__Task statement__. Consider the records below. How many of their lines include the word "title"? State the number and nothing else.

__Source records__.
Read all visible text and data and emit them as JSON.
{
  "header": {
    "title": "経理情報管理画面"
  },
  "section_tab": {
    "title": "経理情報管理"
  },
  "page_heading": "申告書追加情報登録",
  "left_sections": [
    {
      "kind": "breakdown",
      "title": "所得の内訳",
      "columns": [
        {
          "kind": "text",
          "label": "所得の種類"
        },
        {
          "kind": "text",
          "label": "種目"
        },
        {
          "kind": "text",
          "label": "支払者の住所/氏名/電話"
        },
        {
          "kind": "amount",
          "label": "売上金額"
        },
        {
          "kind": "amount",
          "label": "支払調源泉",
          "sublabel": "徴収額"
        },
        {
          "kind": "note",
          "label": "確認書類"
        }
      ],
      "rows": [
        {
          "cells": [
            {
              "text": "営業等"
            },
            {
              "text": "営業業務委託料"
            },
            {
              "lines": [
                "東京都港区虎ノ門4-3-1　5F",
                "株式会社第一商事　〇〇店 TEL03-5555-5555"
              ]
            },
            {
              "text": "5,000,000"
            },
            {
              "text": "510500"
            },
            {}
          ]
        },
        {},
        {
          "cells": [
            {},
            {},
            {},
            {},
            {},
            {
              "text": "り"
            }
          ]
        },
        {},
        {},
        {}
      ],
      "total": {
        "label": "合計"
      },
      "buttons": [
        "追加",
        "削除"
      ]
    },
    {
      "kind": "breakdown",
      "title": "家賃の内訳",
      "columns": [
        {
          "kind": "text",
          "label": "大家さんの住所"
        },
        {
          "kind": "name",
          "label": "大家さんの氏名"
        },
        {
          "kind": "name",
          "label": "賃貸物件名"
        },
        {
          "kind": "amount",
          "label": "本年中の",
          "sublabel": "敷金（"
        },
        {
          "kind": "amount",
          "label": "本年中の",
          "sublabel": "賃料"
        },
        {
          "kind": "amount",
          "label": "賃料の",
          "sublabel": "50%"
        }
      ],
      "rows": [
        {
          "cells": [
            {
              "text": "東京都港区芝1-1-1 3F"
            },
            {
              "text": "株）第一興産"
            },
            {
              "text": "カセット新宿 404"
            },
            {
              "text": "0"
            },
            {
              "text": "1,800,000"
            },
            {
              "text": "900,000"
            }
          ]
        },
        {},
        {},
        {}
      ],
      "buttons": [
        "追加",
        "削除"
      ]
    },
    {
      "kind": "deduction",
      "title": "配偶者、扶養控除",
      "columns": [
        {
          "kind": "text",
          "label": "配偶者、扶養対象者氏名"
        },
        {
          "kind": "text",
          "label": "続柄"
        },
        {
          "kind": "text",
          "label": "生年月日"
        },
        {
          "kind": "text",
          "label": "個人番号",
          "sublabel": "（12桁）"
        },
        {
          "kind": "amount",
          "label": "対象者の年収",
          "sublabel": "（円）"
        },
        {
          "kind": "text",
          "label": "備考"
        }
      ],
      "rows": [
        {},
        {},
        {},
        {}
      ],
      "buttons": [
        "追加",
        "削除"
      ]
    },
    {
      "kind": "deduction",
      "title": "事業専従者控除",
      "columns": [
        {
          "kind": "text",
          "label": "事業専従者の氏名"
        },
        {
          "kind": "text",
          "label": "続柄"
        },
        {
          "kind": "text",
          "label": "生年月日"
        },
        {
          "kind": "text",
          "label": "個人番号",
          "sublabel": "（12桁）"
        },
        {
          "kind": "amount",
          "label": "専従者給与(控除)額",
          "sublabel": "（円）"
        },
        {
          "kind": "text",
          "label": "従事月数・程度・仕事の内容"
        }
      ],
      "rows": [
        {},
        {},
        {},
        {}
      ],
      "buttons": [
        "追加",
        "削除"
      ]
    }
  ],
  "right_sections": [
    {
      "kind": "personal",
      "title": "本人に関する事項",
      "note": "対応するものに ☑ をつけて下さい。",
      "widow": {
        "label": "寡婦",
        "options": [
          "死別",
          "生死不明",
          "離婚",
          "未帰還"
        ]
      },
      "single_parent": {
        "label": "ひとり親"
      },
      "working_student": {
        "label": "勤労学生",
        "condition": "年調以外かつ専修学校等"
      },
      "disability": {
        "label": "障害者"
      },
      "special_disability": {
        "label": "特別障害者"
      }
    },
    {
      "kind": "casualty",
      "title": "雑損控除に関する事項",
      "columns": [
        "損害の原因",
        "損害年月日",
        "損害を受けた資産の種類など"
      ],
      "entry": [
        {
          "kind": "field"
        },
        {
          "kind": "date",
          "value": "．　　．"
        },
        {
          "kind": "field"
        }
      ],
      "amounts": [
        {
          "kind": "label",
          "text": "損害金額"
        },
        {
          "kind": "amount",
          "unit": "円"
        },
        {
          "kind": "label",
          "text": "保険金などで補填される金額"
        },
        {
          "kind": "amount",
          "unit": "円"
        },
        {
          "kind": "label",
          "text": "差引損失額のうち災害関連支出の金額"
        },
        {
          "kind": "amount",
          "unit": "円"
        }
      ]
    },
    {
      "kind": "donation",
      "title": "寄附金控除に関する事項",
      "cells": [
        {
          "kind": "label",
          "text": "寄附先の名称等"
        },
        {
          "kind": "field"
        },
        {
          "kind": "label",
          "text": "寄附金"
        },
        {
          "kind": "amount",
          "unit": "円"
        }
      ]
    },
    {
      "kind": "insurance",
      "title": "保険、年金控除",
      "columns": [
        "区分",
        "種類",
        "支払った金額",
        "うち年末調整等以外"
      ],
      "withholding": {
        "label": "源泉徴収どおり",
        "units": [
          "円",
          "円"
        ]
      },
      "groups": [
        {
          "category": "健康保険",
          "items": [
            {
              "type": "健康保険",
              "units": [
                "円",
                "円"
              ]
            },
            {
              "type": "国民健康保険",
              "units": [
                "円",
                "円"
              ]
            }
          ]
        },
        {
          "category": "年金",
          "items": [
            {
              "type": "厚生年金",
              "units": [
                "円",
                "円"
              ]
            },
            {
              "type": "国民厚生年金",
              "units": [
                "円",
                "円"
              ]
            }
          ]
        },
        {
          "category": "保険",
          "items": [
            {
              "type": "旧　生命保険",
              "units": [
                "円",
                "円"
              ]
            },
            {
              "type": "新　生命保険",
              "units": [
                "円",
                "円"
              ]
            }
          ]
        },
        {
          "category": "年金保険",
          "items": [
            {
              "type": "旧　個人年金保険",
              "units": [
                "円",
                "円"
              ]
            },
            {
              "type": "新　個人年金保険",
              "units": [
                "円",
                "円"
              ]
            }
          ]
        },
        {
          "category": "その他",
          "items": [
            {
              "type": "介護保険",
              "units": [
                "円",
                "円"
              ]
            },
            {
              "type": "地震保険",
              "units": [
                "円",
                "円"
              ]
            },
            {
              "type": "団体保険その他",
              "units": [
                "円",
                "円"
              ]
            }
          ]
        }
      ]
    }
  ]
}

__Exercise answer__. 10